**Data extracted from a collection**
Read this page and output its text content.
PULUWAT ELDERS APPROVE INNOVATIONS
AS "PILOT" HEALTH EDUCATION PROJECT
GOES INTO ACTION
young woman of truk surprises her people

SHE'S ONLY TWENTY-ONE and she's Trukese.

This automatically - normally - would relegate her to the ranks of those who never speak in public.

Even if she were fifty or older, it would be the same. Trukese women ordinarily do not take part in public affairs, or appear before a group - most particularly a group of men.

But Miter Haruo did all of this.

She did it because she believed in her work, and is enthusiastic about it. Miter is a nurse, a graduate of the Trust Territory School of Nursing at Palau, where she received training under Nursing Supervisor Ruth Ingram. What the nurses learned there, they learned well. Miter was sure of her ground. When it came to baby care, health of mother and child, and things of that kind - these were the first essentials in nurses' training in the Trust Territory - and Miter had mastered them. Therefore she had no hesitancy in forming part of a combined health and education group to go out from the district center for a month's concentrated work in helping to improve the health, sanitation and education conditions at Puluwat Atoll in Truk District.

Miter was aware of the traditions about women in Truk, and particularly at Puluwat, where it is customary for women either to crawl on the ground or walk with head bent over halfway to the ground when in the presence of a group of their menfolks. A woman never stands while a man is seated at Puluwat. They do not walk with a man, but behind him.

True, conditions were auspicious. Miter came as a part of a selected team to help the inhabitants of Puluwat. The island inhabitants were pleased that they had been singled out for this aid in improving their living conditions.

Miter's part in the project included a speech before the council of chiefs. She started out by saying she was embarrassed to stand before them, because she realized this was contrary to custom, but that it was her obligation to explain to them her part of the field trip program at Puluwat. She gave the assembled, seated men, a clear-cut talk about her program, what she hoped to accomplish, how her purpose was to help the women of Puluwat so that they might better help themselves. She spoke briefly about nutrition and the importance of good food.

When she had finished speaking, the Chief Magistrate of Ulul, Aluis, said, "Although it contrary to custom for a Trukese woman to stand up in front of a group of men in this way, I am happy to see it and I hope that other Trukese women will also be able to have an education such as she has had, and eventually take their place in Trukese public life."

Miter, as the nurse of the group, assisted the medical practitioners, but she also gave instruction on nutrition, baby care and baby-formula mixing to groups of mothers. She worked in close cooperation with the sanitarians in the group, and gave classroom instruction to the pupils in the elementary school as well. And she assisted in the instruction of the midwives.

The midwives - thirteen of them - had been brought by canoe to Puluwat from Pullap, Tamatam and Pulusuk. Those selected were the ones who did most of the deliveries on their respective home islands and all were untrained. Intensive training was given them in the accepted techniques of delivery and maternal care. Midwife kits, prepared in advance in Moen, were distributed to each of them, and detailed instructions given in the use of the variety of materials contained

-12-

**EXERCISE OBJECTIVE**
Find the lines that include the string "Trukese", then copy each of them.

**RESULT OF THIS TASK**
SHE'S ONLY TWENTY-ONE and she's Trukese.
Even if she were fifty or older, it would be the same. Trukese women ordinarily do not take part in public affairs, or appear before a group - most particularly a group of men.
When she had finished speaking, the Chief Magistrate of Ulul, Aluis, said, "Although it contrary to custom for a Trukese woman to stand up in front of a group of men in this way, I am happy to see it and I hope that other Trukese women will also be able to have an education such as she has had, and eventually take their place in Trukese public life."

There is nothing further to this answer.